▸ Task goal: In the data below, find every line with the string "Refresh" and pull it out.

** START OF Provided data **

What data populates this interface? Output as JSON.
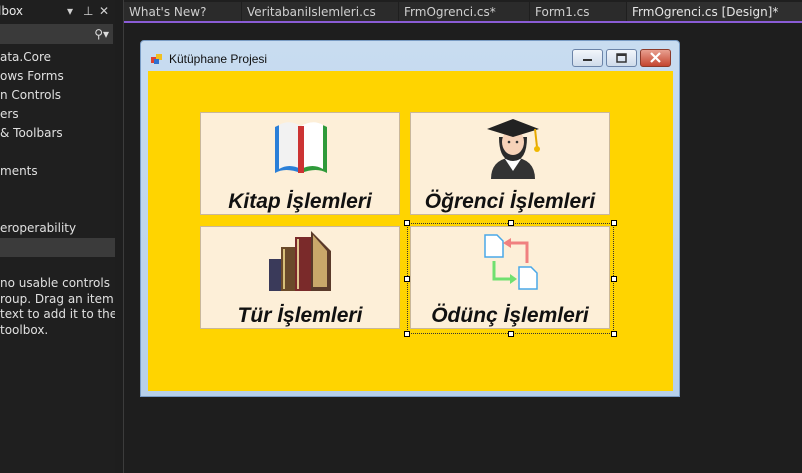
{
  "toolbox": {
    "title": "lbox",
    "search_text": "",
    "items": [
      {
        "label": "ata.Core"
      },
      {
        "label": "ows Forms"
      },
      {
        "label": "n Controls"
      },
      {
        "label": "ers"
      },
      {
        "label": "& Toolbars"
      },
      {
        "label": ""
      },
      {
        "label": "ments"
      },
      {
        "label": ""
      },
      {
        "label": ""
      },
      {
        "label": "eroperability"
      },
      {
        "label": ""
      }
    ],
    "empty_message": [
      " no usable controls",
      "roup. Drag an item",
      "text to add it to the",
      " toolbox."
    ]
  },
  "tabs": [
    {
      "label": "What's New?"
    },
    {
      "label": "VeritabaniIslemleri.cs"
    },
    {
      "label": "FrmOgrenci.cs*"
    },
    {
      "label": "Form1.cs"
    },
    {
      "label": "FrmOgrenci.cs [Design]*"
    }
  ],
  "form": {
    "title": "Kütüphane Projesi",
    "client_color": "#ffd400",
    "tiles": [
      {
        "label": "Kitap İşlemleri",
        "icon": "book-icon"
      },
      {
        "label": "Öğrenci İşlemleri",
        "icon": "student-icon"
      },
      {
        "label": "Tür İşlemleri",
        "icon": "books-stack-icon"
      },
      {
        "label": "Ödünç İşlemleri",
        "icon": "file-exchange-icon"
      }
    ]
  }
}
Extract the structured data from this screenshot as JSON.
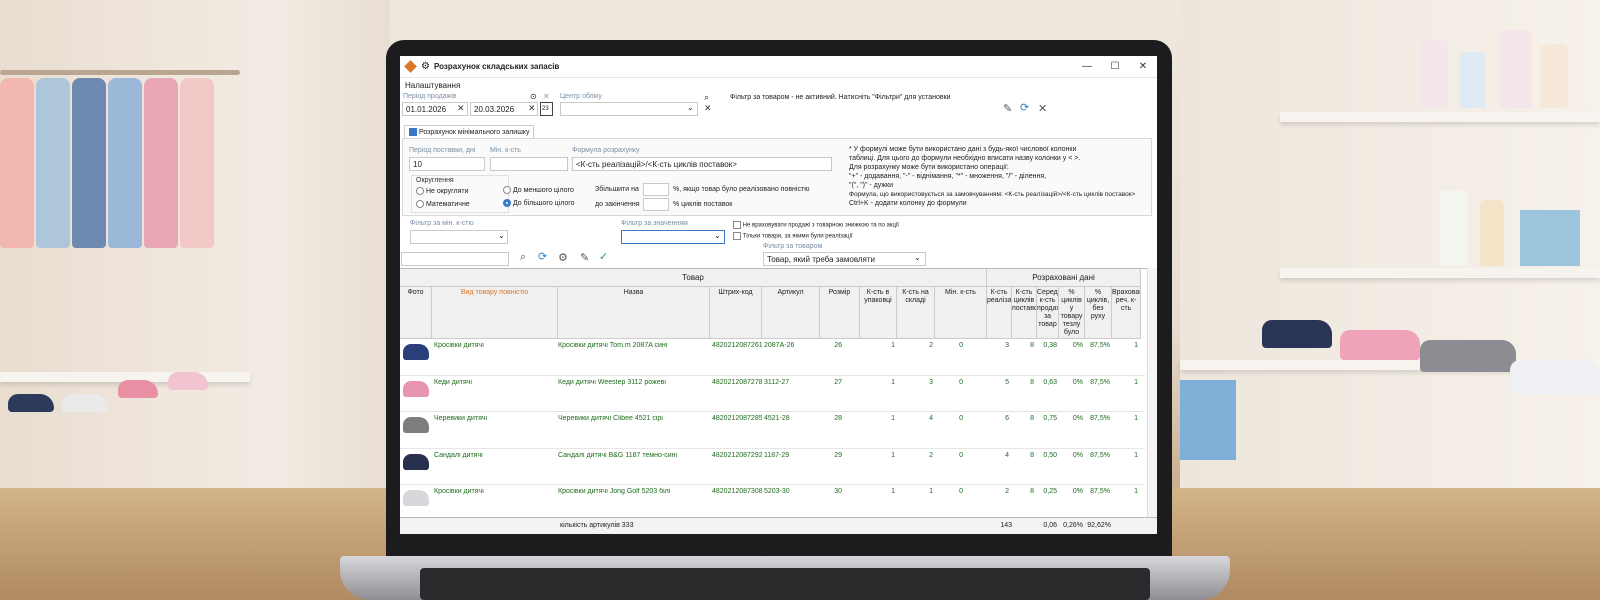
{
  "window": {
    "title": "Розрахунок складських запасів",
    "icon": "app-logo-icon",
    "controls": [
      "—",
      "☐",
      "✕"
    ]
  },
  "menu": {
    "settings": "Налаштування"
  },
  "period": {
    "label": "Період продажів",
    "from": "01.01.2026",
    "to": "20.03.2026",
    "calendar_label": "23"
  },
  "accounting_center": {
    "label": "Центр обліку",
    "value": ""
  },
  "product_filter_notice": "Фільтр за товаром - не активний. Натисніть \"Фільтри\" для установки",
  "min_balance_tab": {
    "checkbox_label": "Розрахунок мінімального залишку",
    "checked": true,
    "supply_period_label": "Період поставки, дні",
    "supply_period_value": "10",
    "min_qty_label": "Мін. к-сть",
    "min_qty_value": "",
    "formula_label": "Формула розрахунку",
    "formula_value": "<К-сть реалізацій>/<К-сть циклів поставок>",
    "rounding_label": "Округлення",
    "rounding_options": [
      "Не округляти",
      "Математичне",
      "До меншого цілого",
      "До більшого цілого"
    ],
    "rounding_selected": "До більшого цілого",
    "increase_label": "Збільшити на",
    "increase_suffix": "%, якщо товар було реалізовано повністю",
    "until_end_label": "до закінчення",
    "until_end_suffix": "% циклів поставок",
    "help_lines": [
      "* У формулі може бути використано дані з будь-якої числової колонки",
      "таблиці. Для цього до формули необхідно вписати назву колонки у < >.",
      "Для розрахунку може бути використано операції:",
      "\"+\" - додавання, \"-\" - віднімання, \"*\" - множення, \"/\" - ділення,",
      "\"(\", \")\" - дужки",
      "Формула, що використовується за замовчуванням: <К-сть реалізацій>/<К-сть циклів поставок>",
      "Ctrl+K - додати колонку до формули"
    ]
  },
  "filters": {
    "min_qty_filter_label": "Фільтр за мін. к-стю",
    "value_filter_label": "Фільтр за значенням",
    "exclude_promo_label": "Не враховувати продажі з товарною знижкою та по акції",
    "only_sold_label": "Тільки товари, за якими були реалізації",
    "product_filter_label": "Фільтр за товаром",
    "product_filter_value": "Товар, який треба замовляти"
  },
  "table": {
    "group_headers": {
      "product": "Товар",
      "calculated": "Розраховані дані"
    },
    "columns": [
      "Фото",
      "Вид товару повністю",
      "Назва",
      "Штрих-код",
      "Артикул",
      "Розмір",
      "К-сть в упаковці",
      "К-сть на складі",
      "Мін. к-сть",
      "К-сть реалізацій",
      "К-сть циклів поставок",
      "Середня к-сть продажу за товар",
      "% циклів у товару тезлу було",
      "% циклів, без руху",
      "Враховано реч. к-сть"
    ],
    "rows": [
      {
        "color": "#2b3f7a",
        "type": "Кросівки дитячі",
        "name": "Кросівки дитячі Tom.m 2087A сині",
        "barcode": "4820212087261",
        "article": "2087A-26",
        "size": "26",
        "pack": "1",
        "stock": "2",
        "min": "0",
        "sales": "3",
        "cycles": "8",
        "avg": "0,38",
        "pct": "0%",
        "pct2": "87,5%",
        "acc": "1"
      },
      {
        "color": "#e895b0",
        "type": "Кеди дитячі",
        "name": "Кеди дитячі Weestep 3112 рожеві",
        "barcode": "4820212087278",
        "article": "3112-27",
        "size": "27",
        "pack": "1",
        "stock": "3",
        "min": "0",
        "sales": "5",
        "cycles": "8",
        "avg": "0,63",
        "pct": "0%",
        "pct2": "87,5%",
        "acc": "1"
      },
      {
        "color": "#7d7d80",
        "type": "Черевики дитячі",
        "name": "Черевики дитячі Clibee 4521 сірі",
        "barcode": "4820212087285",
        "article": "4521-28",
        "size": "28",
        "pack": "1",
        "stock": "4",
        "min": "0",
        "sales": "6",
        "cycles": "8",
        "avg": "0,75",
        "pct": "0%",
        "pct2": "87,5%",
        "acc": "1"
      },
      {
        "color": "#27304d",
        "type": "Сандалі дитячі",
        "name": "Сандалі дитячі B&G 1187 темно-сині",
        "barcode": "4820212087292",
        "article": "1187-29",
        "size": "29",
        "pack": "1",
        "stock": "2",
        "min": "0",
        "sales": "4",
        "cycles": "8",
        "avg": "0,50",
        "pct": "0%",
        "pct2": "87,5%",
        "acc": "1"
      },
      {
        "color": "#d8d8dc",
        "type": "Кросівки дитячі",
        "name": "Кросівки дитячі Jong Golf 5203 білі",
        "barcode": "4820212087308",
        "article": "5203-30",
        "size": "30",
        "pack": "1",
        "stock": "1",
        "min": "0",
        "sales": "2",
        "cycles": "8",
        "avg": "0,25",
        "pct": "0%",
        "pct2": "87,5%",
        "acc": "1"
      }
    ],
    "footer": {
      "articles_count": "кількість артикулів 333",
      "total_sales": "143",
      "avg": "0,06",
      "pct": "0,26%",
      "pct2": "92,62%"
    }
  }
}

** END OF Provided data **
** START OF Provided data **

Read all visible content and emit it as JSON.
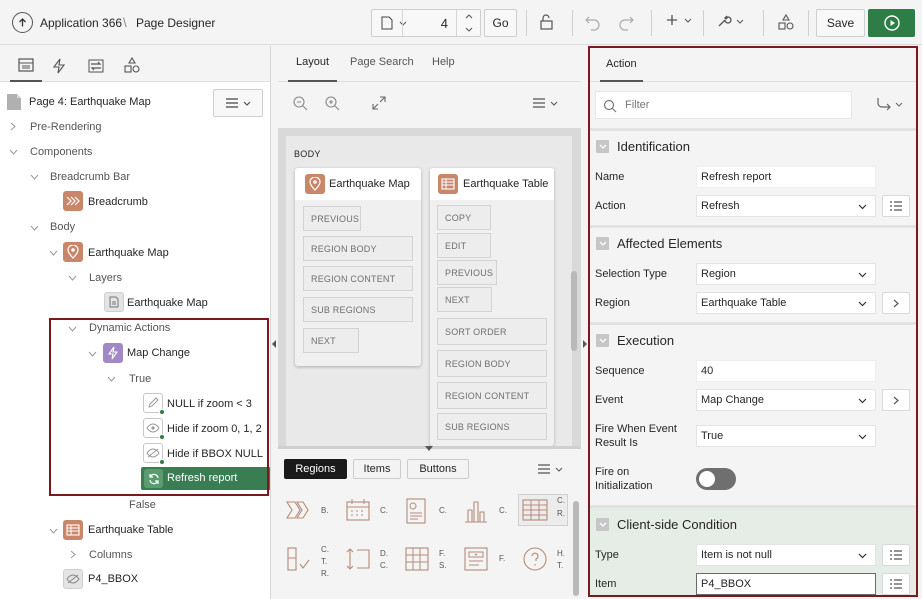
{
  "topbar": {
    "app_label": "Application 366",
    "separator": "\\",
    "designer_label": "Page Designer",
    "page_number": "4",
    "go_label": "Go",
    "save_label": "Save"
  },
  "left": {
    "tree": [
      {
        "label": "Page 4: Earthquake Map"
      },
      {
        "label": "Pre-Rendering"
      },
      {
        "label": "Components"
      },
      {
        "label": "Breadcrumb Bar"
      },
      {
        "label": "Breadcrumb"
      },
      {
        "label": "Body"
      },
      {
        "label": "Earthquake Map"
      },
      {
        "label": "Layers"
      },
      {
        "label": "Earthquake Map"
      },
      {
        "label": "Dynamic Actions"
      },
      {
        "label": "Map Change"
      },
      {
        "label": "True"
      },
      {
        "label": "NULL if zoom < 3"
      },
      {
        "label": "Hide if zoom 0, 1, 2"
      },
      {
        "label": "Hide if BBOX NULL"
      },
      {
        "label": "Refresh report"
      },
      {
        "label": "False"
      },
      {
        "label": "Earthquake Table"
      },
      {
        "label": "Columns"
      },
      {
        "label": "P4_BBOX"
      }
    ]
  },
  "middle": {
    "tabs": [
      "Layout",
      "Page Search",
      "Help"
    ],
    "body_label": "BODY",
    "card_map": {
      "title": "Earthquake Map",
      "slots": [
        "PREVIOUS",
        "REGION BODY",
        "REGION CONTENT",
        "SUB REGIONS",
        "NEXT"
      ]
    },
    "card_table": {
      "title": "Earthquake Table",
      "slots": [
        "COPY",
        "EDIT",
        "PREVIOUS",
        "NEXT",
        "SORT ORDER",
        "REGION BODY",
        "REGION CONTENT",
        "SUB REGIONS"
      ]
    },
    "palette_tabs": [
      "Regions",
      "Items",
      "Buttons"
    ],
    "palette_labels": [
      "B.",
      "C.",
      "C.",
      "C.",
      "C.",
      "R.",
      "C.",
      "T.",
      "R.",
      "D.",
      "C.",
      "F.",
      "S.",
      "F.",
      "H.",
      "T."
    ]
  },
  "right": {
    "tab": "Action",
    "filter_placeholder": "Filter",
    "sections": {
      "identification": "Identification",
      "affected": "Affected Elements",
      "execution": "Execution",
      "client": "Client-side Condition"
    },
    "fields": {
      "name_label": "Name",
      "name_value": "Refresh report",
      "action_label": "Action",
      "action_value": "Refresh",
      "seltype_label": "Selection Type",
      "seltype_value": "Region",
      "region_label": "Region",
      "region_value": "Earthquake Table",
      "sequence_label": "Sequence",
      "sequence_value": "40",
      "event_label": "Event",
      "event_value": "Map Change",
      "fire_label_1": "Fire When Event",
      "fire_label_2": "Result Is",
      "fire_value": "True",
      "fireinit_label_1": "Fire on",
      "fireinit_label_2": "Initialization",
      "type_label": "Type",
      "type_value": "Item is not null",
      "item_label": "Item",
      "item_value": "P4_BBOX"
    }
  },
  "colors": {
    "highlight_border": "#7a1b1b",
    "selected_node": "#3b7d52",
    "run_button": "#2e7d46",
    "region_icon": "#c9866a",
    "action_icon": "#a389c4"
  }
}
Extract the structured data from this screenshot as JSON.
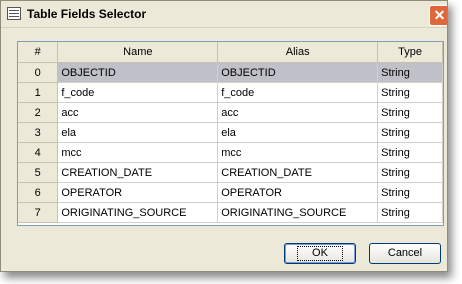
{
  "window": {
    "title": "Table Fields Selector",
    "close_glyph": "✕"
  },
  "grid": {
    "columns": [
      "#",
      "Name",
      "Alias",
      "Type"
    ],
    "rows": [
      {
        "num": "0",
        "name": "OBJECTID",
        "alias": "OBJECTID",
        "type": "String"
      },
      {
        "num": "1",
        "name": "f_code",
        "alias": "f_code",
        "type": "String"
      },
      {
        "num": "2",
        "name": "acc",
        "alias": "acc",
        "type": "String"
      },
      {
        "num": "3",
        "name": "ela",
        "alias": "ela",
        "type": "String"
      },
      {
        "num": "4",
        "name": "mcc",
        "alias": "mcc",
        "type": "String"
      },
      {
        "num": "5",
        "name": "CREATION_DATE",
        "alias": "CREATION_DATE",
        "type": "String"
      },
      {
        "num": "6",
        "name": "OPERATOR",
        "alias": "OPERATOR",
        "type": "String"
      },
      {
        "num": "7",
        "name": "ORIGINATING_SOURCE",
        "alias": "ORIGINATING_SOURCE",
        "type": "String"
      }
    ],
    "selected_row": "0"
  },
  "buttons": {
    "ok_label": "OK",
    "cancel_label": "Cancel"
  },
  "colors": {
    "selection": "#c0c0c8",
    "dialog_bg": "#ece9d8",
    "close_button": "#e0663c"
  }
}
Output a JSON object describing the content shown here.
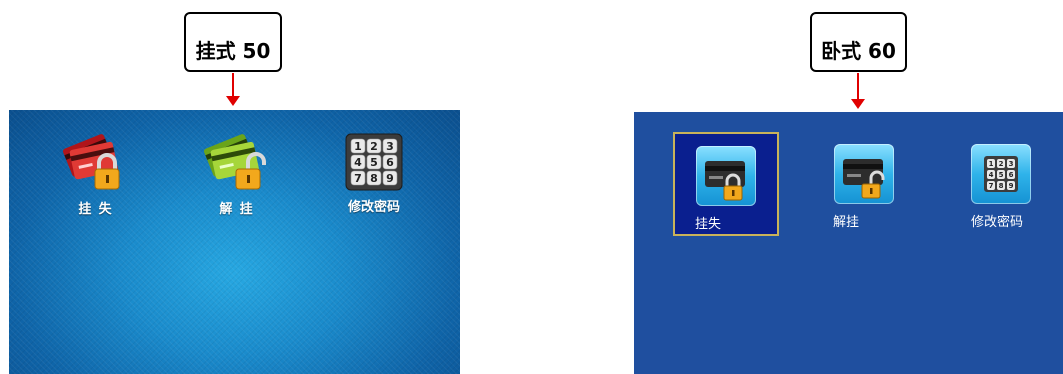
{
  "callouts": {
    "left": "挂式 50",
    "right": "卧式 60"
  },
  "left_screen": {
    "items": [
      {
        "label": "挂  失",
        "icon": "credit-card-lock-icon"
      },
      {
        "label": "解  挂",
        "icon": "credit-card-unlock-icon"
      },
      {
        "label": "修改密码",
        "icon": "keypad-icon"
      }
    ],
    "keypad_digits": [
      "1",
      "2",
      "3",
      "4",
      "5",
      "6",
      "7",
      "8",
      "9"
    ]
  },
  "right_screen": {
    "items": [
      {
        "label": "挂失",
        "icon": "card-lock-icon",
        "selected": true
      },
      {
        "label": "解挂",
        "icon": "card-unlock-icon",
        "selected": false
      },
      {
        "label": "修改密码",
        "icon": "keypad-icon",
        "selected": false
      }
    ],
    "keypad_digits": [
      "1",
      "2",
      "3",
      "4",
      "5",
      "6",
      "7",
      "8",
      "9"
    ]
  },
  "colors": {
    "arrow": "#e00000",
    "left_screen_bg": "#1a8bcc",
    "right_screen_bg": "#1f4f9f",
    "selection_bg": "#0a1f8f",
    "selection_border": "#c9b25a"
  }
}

** END OF Provided data **

▸ Exercise answer:
        "label": "Refresh report"
      "name_value": "Refresh report",
      "action_value": "Refresh",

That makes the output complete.